PROBLEM DETAILS: Output the data that follows exactly, line for line.

RAW DATA:
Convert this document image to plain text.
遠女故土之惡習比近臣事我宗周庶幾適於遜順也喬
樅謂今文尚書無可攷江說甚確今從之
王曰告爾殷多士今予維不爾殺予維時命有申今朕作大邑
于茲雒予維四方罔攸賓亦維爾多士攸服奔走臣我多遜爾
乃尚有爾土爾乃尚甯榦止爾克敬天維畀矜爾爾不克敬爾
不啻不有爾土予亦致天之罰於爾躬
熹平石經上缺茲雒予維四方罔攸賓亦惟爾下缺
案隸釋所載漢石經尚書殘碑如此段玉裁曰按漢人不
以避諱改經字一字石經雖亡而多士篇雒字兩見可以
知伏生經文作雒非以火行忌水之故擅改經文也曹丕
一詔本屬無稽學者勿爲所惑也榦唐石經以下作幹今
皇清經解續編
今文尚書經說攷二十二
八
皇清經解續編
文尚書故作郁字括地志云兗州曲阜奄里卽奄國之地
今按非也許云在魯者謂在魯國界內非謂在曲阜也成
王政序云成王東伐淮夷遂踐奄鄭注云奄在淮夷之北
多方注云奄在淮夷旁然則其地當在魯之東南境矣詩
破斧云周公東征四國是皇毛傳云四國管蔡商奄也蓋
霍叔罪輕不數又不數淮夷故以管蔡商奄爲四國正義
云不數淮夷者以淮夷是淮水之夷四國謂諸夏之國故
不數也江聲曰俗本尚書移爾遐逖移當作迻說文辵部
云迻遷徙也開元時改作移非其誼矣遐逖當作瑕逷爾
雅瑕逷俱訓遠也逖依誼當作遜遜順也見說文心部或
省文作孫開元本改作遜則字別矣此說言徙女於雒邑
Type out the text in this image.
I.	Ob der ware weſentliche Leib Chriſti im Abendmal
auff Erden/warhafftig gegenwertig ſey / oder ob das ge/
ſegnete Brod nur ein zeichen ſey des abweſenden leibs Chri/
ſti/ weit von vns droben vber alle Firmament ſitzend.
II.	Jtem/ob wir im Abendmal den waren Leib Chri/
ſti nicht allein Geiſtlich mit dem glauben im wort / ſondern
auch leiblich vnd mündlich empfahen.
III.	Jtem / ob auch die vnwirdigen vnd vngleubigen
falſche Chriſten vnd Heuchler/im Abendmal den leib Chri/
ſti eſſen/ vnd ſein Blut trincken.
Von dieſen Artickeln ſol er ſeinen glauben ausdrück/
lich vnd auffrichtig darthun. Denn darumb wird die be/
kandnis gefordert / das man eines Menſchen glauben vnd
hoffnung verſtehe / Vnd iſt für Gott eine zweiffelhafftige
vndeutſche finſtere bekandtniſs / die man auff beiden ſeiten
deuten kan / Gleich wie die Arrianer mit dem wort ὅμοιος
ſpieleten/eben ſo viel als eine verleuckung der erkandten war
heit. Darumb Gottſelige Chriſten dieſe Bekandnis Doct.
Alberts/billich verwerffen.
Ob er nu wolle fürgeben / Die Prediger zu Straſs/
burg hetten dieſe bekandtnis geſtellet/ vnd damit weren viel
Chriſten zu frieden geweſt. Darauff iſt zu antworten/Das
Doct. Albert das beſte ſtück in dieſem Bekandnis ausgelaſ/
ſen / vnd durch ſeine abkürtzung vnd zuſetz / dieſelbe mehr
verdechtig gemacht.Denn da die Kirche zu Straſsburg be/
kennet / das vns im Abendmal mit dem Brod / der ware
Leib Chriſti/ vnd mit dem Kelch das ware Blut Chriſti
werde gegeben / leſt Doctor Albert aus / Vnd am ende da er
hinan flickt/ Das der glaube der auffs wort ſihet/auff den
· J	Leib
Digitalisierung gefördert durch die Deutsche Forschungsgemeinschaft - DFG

WRITTEN REPLY:
Convert this document image to plain text.
遠女故土之惡習比近臣事我宗周庶幾適於遜順也喬
樅謂今文尚書無可攷江說甚確今從之
王曰告爾殷多士今予維不爾殺予維時命有申今朕作大邑
于茲雒予維四方罔攸賓亦維爾多士攸服奔走臣我多遜爾
乃尚有爾土爾乃尚甯榦止爾克敬天維畀矜爾爾不克敬爾
不啻不有爾土予亦致天之罰於爾躬
熹平石經上缺茲雒予維四方罔攸賓亦惟爾下缺
案隸釋所載漢石經尚書殘碑如此段玉裁曰按漢人不
以避諱改經字一字石經雖亡而多士篇雒字兩見可以
知伏生經文作雒非以火行忌水之故擅改經文也曹丕
一詔本屬無稽學者勿爲所惑也榦唐石經以下作幹今
皇清經解續編
今文尚書經說攷二十二
八
皇清經解續編
文尚書故作郁字括地志云兗州曲阜奄里卽奄國之地
今按非也許云在魯者謂在魯國界內非謂在曲阜也成
王政序云成王東伐淮夷遂踐奄鄭注云奄在淮夷之北
多方注云奄在淮夷旁然則其地當在魯之東南境矣詩
破斧云周公東征四國是皇毛傳云四國管蔡商奄也蓋
霍叔罪輕不數又不數淮夷故以管蔡商奄爲四國正義
云不數淮夷者以淮夷是淮水之夷四國謂諸夏之國故
不數也江聲曰俗本尚書移爾遐逖移當作迻說文辵部
云迻遷徙也開元時改作移非其誼矣遐逖當作瑕逷爾
雅瑕逷俱訓遠也逖依誼當作遜遜順也見說文心部或
省文作孫開元本改作遜則字別矣此說言徙女於雒邑
Type out the text in this image.
I.	Ob der ware weſentliche Leib Chriſti im Abendmal
auff Erden/warhafftig gegenwertig ſey / oder ob das ge/
ſegnete Brod nur ein zeichen ſey des abweſenden leibs Chri/
ſti/ weit von vns droben vber alle Firmament ſitzend.
II.	Jtem/ob wir im Abendmal den waren Leib Chri/
ſti nicht allein Geiſtlich mit dem glauben im wort / ſondern
auch leiblich vnd mündlich empfahen.
III.	Jtem / ob auch die vnwirdigen vnd vngleubigen
falſche Chriſten vnd Heuchler/im Abendmal den leib Chri/
ſti eſſen/ vnd ſein Blut trincken.
Von dieſen Artickeln ſol er ſeinen glauben ausdrück/
lich vnd auffrichtig darthun. Denn darumb wird die be/
kandnis gefordert / das man eines Menſchen glauben vnd
hoffnung verſtehe / Vnd iſt für Gott eine zweiffelhafftige
vndeutſche finſtere bekandtniſs / die man auff beiden ſeiten
deuten kan / Gleich wie die Arrianer mit dem wort ὅμοιος
ſpieleten/eben ſo viel als eine verleuckung der erkandten war
heit. Darumb Gottſelige Chriſten dieſe Bekandnis Doct.
Alberts/billich verwerffen.
Ob er nu wolle fürgeben / Die Prediger zu Straſs/
burg hetten dieſe bekandtnis geſtellet/ vnd damit weren viel
Chriſten zu frieden geweſt. Darauff iſt zu antworten/Das
Doct. Albert das beſte ſtück in dieſem Bekandnis ausgelaſ/
ſen / vnd durch ſeine abkürtzung vnd zuſetz / dieſelbe mehr
verdechtig gemacht.Denn da die Kirche zu Straſsburg be/
kennet / das vns im Abendmal mit dem Brod / der ware
Leib Chriſti/ vnd mit dem Kelch das ware Blut Chriſti
werde gegeben / leſt Doctor Albert aus / Vnd am ende da er
hinan flickt/ Das der glaube der auffs wort ſihet/auff den
· J	Leib
Digitalisierung gefördert durch die Deutsche Forschungsgemeinschaft - DFG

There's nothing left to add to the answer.